_Task goal:_
Report every line in the listing below where the string "that" shows up.

_Input material:_
****************************************

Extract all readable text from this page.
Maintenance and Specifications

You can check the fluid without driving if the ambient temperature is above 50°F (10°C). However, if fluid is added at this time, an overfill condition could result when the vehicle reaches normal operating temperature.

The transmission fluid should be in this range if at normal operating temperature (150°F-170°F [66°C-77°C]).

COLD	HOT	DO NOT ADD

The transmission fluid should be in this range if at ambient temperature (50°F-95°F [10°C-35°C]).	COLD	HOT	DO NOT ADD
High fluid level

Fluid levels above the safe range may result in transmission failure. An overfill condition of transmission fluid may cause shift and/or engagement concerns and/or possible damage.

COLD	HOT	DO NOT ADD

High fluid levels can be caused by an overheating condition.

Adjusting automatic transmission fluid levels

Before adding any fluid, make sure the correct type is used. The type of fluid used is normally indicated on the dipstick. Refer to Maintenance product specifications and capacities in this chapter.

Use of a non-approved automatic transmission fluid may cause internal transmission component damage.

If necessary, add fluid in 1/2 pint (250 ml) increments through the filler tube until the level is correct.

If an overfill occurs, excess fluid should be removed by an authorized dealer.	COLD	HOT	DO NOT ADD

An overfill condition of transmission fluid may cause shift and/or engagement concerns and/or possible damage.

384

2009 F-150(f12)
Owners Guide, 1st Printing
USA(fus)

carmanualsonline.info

****************************************

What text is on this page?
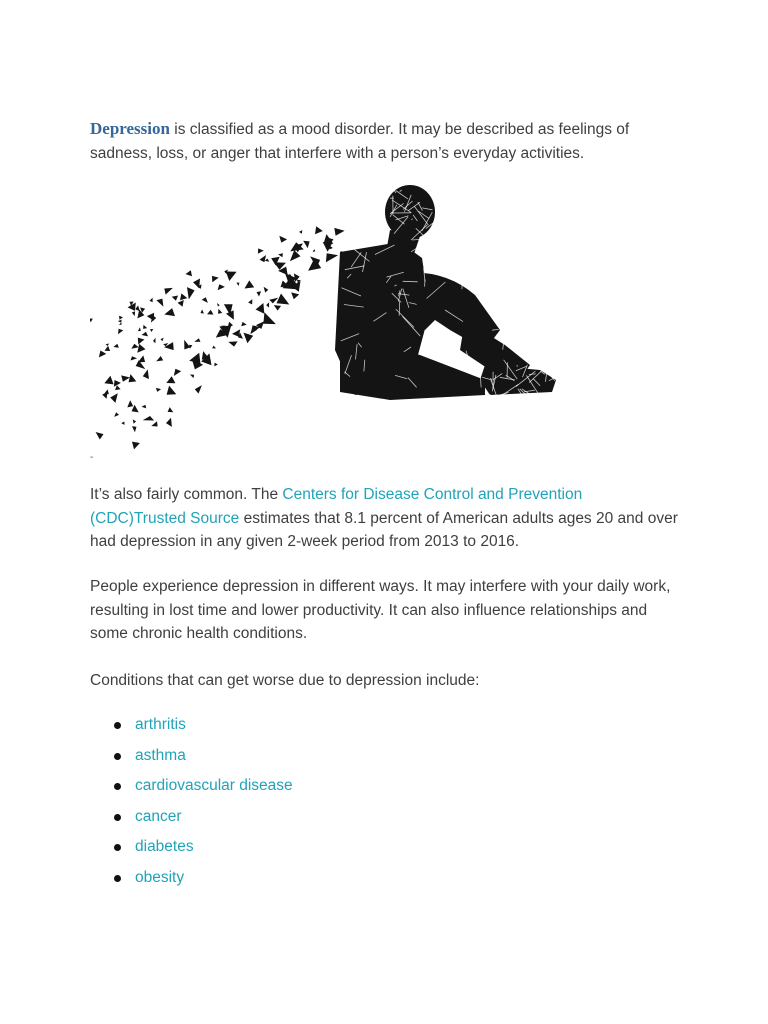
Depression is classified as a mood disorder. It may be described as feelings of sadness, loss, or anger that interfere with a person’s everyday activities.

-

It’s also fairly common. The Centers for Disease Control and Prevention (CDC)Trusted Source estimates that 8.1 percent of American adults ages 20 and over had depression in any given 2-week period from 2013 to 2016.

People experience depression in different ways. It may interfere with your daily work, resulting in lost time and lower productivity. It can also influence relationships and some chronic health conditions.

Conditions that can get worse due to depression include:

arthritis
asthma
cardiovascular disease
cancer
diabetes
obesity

****************************************

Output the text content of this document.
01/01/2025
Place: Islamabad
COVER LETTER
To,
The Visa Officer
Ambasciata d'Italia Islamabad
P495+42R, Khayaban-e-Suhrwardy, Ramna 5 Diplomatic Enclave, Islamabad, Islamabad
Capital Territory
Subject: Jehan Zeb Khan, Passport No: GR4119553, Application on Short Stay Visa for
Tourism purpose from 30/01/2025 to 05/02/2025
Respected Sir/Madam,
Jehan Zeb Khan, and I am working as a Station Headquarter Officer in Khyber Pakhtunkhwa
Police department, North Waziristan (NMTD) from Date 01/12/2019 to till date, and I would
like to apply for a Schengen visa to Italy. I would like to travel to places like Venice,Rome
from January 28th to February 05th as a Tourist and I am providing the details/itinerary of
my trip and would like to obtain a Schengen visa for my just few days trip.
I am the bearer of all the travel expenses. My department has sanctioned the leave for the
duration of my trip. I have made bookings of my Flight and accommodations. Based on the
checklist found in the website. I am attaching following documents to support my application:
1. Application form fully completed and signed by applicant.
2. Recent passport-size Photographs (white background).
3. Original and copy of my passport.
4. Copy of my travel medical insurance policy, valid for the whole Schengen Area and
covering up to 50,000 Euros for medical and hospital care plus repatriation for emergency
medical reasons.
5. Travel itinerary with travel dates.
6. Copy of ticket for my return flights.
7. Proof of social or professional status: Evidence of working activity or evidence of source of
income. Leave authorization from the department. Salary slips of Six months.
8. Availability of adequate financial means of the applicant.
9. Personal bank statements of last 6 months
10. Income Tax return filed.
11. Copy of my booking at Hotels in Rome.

****************************************

_Output of the exercise:_
Depression is classified as a mood disorder. It may be described as feelings of sadness, loss, or anger that interfere with a person’s everyday activities.
It’s also fairly common. The Centers for Disease Control and Prevention (CDC)Trusted Source estimates that 8.1 percent of American adults ages 20 and over had depression in any given 2-week period from 2013 to 2016.
Conditions that can get worse due to depression include:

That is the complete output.